## Aim
Count every line that holds the string "Flow", then give that number alone.

[Extracts from a graphics dataset]
▼

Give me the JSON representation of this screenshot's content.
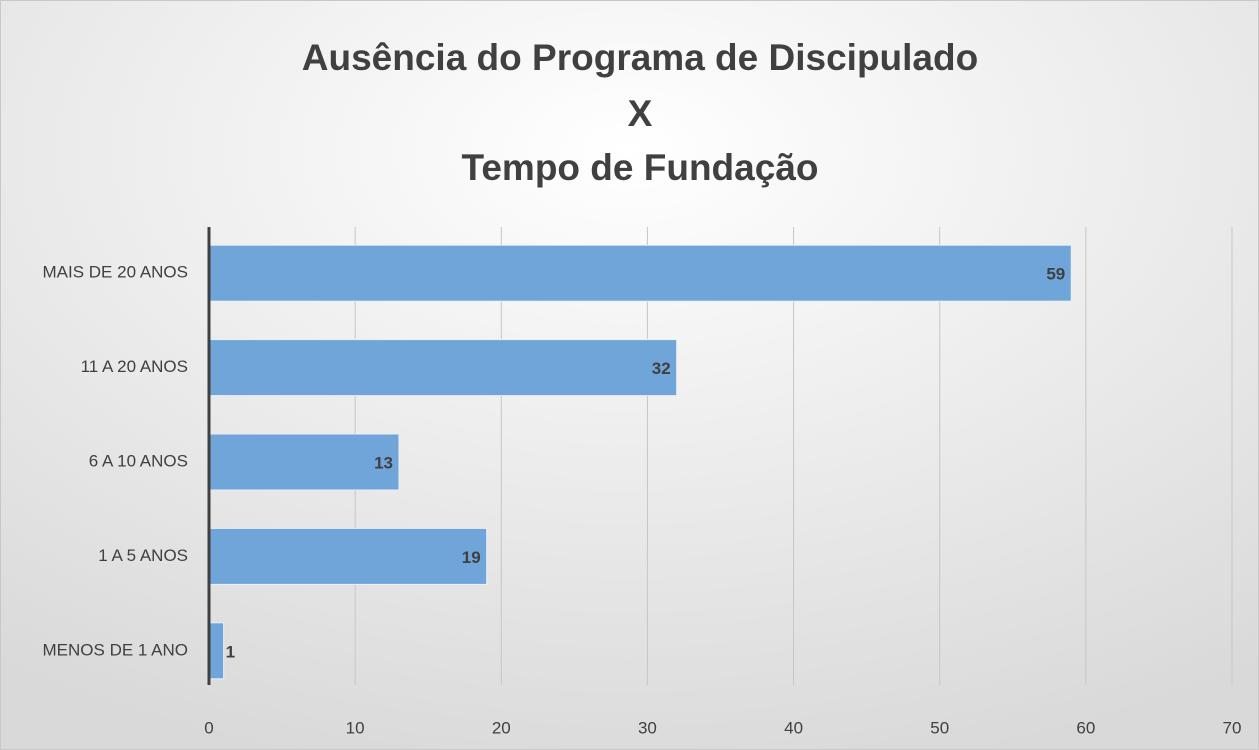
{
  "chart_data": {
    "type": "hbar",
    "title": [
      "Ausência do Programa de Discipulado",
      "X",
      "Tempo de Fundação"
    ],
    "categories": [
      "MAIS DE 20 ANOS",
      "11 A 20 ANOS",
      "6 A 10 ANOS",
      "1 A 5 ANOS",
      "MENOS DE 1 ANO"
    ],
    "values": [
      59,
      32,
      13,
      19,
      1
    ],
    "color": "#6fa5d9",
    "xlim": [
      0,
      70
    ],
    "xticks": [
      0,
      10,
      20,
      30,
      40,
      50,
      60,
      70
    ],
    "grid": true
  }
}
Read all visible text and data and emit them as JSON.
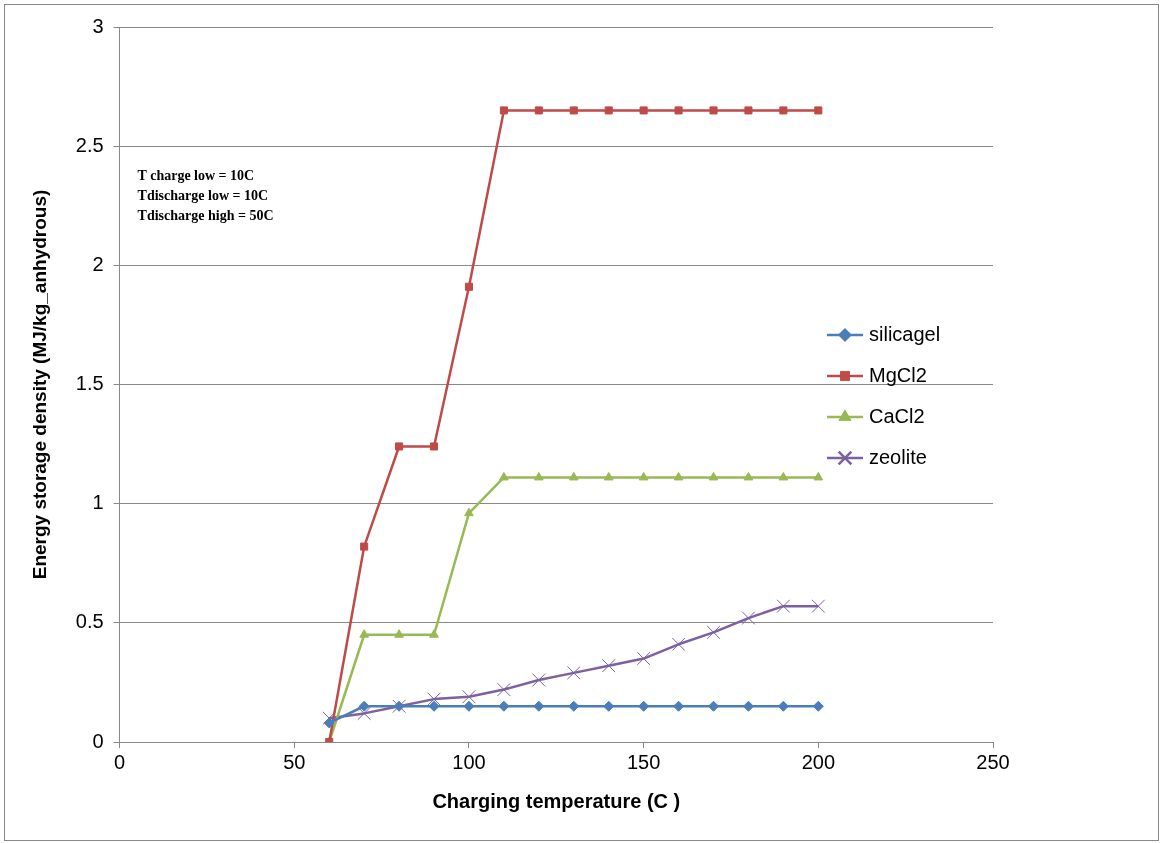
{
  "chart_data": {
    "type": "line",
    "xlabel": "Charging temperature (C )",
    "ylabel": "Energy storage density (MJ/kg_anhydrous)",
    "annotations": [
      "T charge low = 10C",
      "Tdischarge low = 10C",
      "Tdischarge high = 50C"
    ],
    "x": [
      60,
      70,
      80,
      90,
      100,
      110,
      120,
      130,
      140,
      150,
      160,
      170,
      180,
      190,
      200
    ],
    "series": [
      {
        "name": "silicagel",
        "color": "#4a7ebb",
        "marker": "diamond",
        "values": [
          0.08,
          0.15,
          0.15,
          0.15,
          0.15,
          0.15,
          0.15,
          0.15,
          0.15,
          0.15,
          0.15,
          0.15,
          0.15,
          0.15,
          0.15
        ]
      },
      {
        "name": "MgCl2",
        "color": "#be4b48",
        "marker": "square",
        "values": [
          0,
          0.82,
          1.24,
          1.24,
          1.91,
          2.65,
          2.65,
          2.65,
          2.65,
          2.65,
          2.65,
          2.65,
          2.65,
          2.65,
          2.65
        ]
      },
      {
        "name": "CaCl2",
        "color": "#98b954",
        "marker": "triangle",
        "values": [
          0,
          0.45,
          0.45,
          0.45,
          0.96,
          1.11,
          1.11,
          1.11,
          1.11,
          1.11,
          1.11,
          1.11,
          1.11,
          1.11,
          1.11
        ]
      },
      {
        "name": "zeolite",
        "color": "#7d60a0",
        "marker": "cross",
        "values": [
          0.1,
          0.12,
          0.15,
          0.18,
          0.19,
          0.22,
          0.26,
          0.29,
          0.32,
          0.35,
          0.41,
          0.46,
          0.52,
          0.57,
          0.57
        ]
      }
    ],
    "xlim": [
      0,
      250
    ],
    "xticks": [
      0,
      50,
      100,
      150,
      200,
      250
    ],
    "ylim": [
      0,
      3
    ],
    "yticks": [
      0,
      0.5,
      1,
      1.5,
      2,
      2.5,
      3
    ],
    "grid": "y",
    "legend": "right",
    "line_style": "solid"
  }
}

▲
▼

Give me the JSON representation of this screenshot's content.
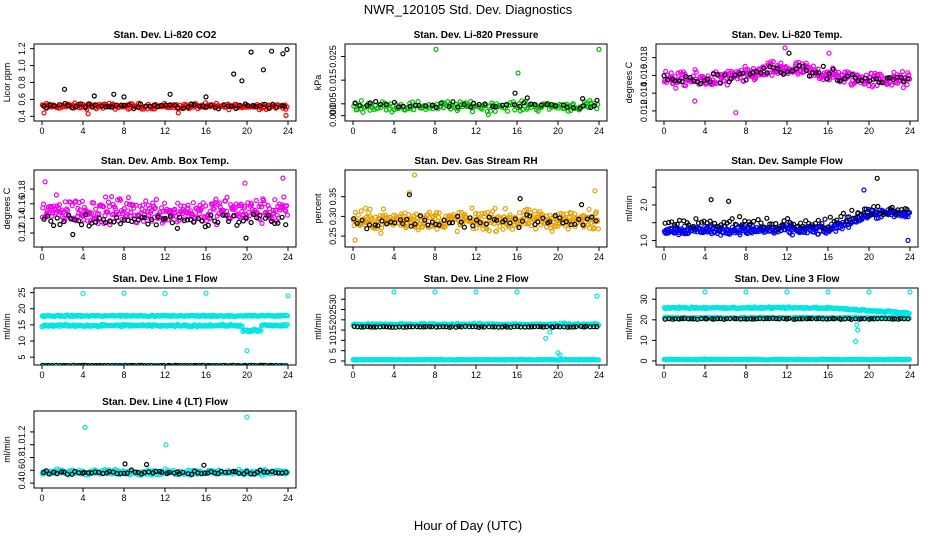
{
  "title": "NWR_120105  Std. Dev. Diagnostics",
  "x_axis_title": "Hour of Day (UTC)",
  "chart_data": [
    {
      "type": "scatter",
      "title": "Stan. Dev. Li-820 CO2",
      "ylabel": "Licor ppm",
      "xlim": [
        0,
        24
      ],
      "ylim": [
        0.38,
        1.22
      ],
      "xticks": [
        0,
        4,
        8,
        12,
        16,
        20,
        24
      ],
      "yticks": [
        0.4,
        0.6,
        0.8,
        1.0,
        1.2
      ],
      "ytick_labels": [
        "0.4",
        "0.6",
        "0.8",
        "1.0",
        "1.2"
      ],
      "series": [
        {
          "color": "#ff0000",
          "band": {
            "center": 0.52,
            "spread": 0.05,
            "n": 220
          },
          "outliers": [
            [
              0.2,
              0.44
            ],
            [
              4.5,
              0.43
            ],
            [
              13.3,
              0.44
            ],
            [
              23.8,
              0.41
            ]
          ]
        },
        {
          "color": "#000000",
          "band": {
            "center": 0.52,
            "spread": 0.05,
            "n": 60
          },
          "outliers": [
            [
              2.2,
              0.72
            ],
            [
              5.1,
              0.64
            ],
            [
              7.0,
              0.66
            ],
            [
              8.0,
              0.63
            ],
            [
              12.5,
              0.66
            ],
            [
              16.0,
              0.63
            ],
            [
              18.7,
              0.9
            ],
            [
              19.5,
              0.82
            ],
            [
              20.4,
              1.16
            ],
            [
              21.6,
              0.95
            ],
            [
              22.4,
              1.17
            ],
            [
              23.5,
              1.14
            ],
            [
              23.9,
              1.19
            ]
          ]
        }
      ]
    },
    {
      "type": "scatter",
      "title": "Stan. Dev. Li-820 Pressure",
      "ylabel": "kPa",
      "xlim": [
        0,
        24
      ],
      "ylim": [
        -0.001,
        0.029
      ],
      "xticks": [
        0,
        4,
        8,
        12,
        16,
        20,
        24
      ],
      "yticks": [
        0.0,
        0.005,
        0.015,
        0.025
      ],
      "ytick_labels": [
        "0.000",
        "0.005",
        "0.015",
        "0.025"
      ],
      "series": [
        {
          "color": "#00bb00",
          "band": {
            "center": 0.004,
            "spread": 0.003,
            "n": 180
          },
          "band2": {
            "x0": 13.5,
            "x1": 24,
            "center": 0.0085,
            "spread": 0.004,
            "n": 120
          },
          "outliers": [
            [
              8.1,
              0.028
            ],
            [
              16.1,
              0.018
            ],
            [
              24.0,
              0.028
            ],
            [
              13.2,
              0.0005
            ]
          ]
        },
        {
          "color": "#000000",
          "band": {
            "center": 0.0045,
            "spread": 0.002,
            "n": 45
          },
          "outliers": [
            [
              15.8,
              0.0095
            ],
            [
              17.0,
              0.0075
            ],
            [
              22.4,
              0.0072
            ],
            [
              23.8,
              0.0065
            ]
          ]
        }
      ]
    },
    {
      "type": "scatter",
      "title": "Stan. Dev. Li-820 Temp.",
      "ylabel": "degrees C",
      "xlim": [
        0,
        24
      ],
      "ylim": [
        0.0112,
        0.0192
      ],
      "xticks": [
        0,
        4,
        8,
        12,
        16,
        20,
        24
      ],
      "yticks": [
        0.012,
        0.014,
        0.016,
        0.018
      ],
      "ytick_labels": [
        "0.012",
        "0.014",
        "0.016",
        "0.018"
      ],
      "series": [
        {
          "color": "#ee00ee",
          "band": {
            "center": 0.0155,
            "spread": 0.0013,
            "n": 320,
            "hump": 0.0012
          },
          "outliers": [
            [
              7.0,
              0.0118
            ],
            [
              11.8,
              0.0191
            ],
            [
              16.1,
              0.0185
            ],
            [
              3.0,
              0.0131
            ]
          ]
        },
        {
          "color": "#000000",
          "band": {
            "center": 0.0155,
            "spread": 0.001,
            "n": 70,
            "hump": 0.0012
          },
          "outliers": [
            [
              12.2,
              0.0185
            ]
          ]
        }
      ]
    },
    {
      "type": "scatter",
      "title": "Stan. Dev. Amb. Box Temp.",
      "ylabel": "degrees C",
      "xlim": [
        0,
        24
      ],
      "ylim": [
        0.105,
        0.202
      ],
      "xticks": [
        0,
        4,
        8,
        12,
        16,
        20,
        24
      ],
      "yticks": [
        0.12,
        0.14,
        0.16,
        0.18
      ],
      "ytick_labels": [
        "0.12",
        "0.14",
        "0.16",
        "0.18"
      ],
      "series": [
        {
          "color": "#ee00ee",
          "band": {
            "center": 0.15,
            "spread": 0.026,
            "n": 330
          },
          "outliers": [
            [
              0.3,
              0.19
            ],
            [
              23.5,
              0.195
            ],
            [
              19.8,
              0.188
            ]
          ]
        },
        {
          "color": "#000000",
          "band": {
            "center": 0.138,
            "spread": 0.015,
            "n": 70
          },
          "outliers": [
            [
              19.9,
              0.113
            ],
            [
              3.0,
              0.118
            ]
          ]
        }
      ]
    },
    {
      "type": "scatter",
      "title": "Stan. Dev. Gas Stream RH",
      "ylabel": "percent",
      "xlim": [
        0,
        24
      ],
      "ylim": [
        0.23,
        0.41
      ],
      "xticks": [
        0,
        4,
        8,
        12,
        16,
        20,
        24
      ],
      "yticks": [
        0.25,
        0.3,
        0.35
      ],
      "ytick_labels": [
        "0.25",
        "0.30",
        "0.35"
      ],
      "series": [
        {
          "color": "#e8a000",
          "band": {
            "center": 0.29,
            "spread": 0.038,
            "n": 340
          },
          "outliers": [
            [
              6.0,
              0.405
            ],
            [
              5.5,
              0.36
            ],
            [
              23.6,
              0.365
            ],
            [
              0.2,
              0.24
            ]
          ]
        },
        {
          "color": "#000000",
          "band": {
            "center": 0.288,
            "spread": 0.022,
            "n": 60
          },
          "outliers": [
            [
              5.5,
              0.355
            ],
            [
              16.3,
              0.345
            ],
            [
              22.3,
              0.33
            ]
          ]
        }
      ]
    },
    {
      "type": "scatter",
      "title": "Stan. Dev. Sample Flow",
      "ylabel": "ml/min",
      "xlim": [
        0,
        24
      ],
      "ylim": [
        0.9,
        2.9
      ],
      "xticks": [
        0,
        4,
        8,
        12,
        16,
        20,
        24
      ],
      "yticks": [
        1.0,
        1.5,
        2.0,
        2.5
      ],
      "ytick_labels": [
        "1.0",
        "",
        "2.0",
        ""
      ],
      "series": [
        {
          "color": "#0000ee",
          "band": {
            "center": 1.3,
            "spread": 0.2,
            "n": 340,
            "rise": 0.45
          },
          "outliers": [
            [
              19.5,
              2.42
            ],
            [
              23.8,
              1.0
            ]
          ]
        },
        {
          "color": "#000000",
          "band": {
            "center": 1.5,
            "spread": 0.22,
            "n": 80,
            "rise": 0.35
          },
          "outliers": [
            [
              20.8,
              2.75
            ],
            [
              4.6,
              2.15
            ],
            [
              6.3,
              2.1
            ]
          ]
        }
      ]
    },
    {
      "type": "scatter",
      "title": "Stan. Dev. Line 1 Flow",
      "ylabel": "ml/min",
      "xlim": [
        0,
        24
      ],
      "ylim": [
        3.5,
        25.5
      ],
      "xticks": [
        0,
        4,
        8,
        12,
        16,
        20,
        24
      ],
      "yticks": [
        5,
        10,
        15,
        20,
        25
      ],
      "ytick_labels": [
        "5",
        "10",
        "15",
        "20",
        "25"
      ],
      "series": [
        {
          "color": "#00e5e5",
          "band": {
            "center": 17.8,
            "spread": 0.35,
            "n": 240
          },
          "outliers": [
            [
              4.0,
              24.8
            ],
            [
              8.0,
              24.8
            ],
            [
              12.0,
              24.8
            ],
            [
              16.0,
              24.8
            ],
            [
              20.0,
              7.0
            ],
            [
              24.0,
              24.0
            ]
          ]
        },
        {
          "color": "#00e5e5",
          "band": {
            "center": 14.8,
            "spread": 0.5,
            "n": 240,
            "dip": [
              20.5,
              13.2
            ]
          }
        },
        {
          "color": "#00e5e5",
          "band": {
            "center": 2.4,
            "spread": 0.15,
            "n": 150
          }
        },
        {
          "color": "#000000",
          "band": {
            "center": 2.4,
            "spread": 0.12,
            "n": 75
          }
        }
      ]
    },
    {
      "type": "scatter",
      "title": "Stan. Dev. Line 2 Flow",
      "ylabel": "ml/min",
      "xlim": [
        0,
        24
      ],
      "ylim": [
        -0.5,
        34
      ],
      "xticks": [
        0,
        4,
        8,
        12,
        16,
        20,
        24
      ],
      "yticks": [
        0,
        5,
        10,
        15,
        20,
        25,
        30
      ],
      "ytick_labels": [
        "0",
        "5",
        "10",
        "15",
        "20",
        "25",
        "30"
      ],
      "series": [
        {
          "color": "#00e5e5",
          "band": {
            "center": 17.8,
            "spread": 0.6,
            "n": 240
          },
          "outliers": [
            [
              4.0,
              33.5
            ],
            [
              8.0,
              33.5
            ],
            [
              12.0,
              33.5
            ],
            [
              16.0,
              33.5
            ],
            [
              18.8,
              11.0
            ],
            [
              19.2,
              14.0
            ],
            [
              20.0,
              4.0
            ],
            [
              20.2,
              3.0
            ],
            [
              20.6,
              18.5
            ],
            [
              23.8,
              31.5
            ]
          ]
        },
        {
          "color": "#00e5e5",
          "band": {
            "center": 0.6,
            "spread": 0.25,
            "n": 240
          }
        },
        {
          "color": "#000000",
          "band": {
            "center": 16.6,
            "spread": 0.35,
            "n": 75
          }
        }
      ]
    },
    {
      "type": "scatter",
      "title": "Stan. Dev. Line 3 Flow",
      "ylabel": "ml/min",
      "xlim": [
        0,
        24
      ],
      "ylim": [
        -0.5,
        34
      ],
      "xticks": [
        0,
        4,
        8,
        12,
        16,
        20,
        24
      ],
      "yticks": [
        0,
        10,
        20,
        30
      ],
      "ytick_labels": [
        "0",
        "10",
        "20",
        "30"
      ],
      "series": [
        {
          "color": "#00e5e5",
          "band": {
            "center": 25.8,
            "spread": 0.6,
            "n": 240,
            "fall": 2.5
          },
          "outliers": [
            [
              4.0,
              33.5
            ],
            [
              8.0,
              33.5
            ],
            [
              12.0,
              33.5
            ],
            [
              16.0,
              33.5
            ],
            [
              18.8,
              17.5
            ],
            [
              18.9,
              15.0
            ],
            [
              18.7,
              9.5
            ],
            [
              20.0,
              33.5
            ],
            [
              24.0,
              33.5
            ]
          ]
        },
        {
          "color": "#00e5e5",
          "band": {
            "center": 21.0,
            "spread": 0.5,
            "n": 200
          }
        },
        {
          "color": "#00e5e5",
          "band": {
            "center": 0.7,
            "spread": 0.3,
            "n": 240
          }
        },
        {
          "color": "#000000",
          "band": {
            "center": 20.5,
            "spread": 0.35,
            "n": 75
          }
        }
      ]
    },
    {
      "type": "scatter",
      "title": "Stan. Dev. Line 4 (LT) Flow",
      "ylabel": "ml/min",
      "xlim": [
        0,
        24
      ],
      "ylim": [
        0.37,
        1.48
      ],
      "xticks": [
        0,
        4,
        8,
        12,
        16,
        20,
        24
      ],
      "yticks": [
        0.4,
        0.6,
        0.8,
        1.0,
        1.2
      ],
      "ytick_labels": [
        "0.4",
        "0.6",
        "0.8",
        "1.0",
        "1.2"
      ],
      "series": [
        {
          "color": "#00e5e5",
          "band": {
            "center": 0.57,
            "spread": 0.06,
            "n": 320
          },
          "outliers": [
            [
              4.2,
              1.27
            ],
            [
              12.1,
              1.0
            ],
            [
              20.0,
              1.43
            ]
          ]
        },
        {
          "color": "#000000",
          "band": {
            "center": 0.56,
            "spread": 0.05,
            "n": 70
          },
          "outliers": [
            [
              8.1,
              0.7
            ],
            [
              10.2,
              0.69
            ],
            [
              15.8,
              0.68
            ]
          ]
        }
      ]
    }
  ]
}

▲

## The completed task
5